— start of Extracted data —
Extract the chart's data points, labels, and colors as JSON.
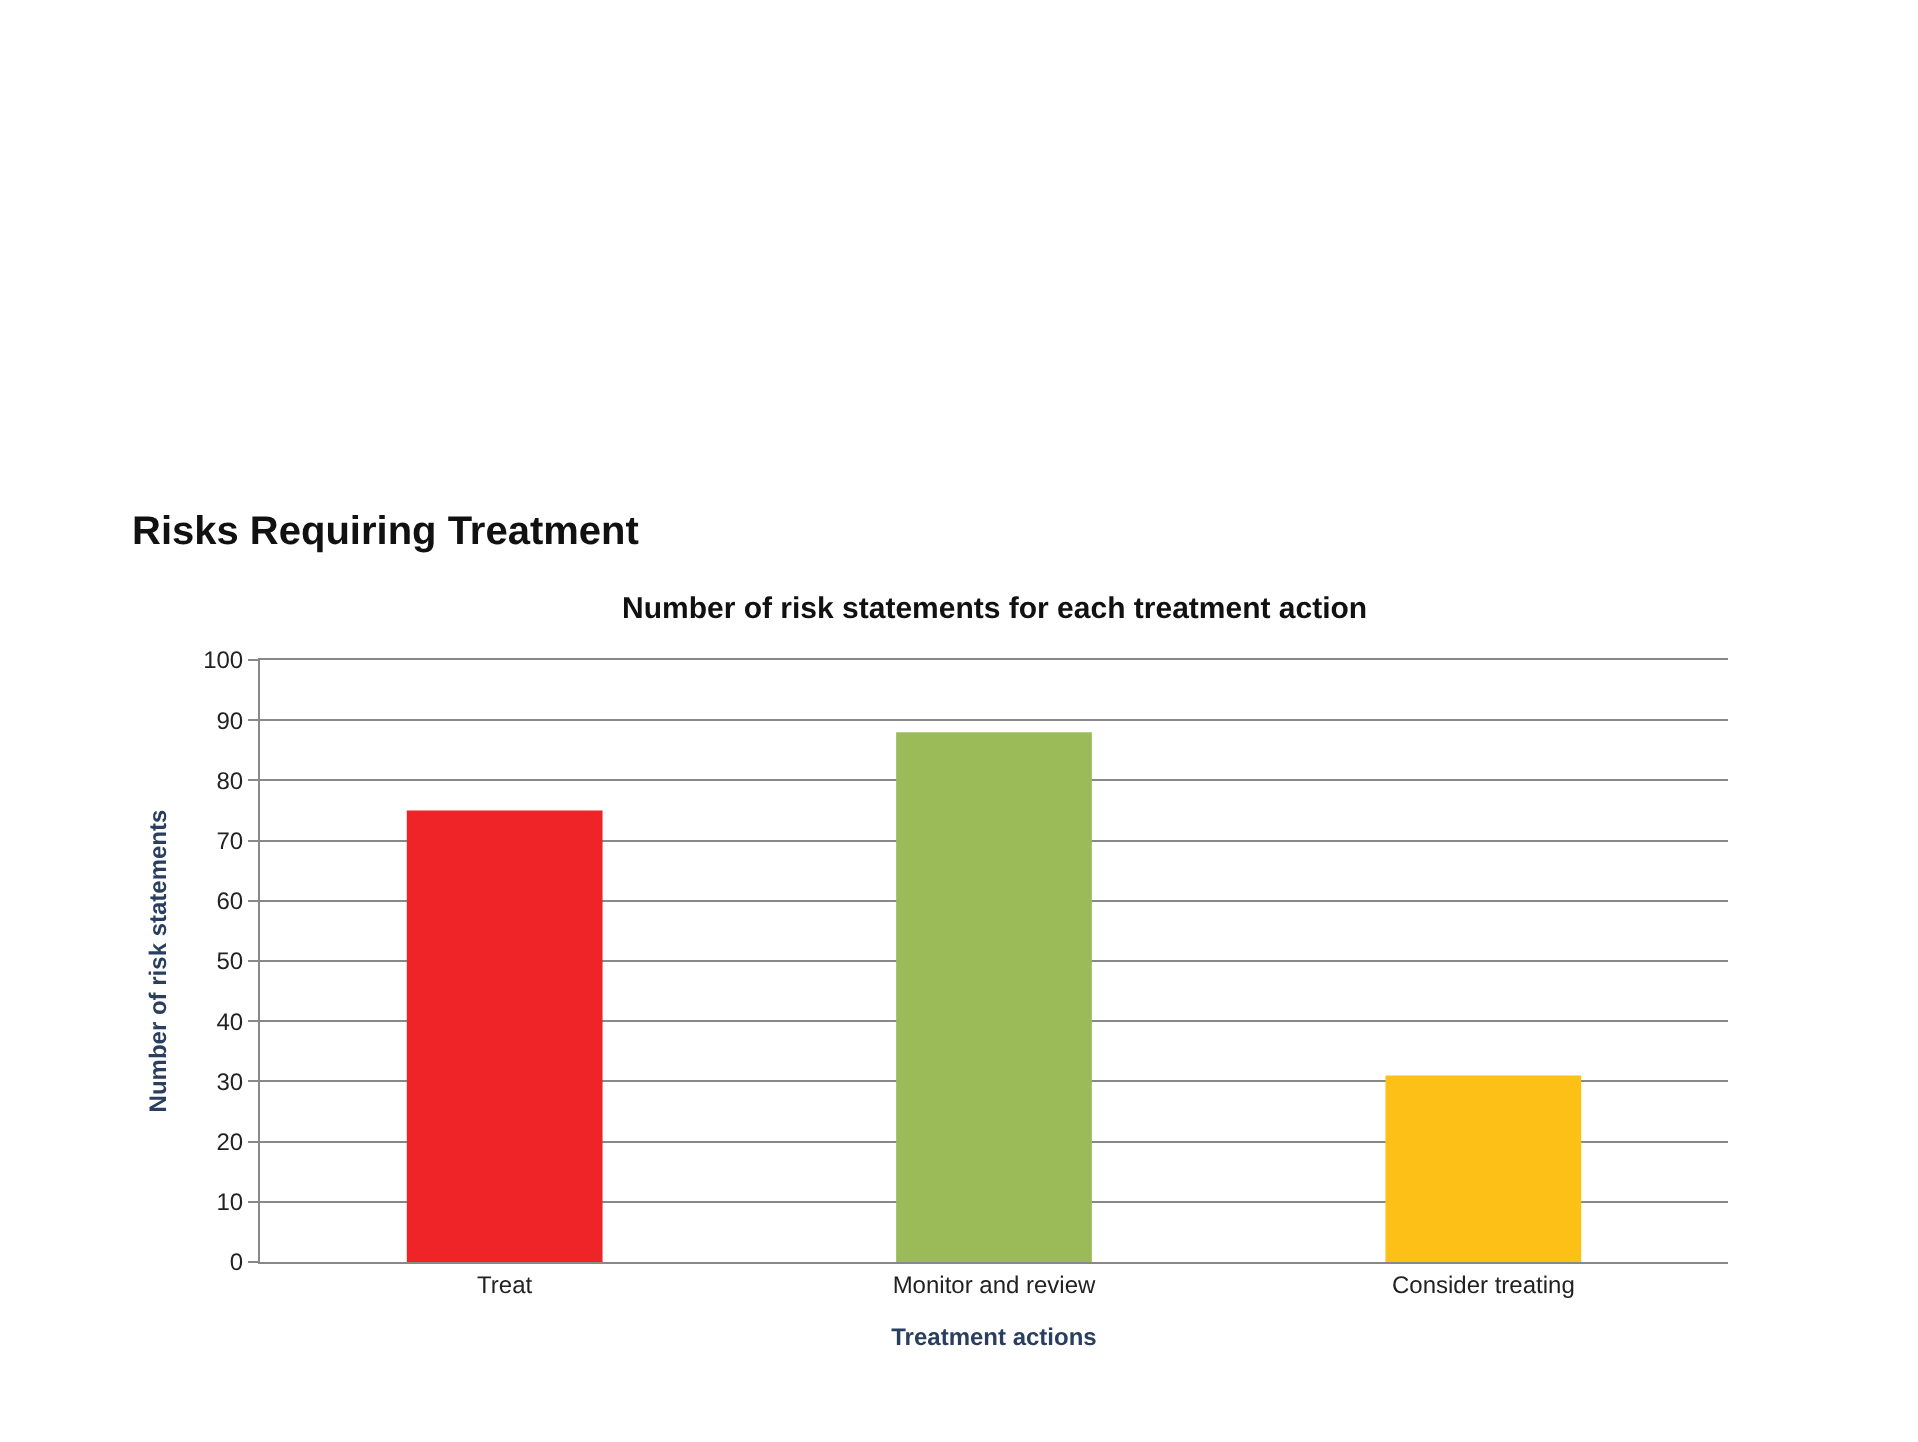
{
  "chart_data": {
    "type": "bar",
    "title": "Risks Requiring Treatment",
    "subtitle": "Number of risk statements for each treatment action",
    "xlabel": "Treatment actions",
    "ylabel": "Number of risk statements",
    "categories": [
      "Treat",
      "Monitor and review",
      "Consider treating"
    ],
    "values": [
      75,
      88,
      31
    ],
    "colors": [
      "#ee2428",
      "#9bbb59",
      "#fcc016"
    ],
    "ylim": [
      0,
      100
    ],
    "yticks": [
      0,
      10,
      20,
      30,
      40,
      50,
      60,
      70,
      80,
      90,
      100
    ],
    "grid": "y"
  }
}
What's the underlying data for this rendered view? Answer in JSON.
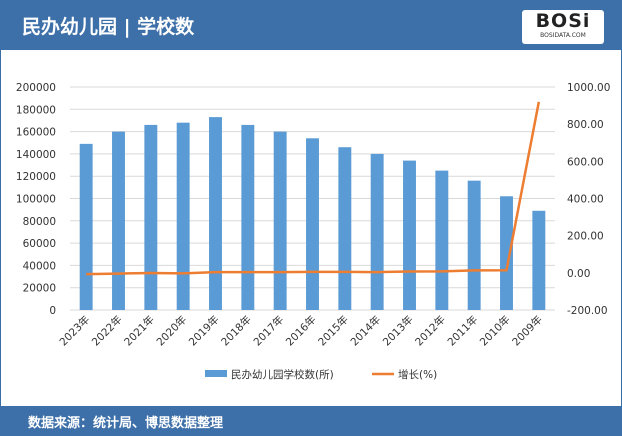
{
  "header": {
    "title": "民办幼儿园 | 学校数",
    "logo": "BOSi",
    "logo_sub": "BOSIDATA.COM"
  },
  "footer": {
    "source": "数据来源：统计局、博思数据整理"
  },
  "colors": {
    "bar": "#5b9bd5",
    "line": "#ed7d31",
    "header": "#3d6fa8"
  },
  "chart_data": {
    "type": "bar+line",
    "categories": [
      "2023年",
      "2022年",
      "2021年",
      "2020年",
      "2019年",
      "2018年",
      "2017年",
      "2016年",
      "2015年",
      "2014年",
      "2013年",
      "2012年",
      "2011年",
      "2010年",
      "2009年"
    ],
    "series": [
      {
        "name": "民办幼儿园学校数(所)",
        "type": "bar",
        "axis": "left",
        "values": [
          149000,
          160000,
          166000,
          168000,
          173000,
          166000,
          160000,
          154000,
          146000,
          140000,
          134000,
          125000,
          116000,
          102000,
          89000
        ]
      },
      {
        "name": "增长(%)",
        "type": "line",
        "axis": "right",
        "values": [
          -7,
          -4,
          -1,
          -3,
          4,
          4,
          4,
          5,
          5,
          4,
          7,
          8,
          13,
          14,
          920
        ]
      }
    ],
    "ylim_left": [
      0,
      200000
    ],
    "yticks_left": [
      "0",
      "20000",
      "40000",
      "60000",
      "80000",
      "100000",
      "120000",
      "140000",
      "160000",
      "180000",
      "200000"
    ],
    "ylim_right": [
      -200,
      1000
    ],
    "yticks_right": [
      "-200.00",
      "0.00",
      "200.00",
      "400.00",
      "600.00",
      "800.00",
      "1000.00"
    ],
    "grid": true,
    "legend": "bottom"
  }
}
— end of Extracted data —
### Task to carry out
Quote the material word for word, dropping any images it holds.

### Exercise answer
Extract the chart's data points, labels, and colors as JSON.
{
  "chart_data": {
    "type": "bar",
    "title": "Risks Requiring Treatment",
    "subtitle": "Number of risk statements for each treatment action",
    "xlabel": "Treatment actions",
    "ylabel": "Number of risk statements",
    "categories": [
      "Treat",
      "Monitor and review",
      "Consider treating"
    ],
    "values": [
      75,
      88,
      31
    ],
    "colors": [
      "#ee2428",
      "#9bbb59",
      "#fcc016"
    ],
    "ylim": [
      0,
      100
    ],
    "yticks": [
      0,
      10,
      20,
      30,
      40,
      50,
      60,
      70,
      80,
      90,
      100
    ],
    "grid": "y"
  }
}
What's the underlying data for this rendered view? Answer in JSON.
{
  "header": {
    "title": "民办幼儿园 | 学校数",
    "logo": "BOSi",
    "logo_sub": "BOSIDATA.COM"
  },
  "footer": {
    "source": "数据来源：统计局、博思数据整理"
  },
  "colors": {
    "bar": "#5b9bd5",
    "line": "#ed7d31",
    "header": "#3d6fa8"
  },
  "chart_data": {
    "type": "bar+line",
    "categories": [
      "2023年",
      "2022年",
      "2021年",
      "2020年",
      "2019年",
      "2018年",
      "2017年",
      "2016年",
      "2015年",
      "2014年",
      "2013年",
      "2012年",
      "2011年",
      "2010年",
      "2009年"
    ],
    "series": [
      {
        "name": "民办幼儿园学校数(所)",
        "type": "bar",
        "axis": "left",
        "values": [
          149000,
          160000,
          166000,
          168000,
          173000,
          166000,
          160000,
          154000,
          146000,
          140000,
          134000,
          125000,
          116000,
          102000,
          89000
        ]
      },
      {
        "name": "增长(%)",
        "type": "line",
        "axis": "right",
        "values": [
          -7,
          -4,
          -1,
          -3,
          4,
          4,
          4,
          5,
          5,
          4,
          7,
          8,
          13,
          14,
          920
        ]
      }
    ],
    "ylim_left": [
      0,
      200000
    ],
    "yticks_left": [
      "0",
      "20000",
      "40000",
      "60000",
      "80000",
      "100000",
      "120000",
      "140000",
      "160000",
      "180000",
      "200000"
    ],
    "ylim_right": [
      -200,
      1000
    ],
    "yticks_right": [
      "-200.00",
      "0.00",
      "200.00",
      "400.00",
      "600.00",
      "800.00",
      "1000.00"
    ],
    "grid": true,
    "legend": "bottom"
  }
}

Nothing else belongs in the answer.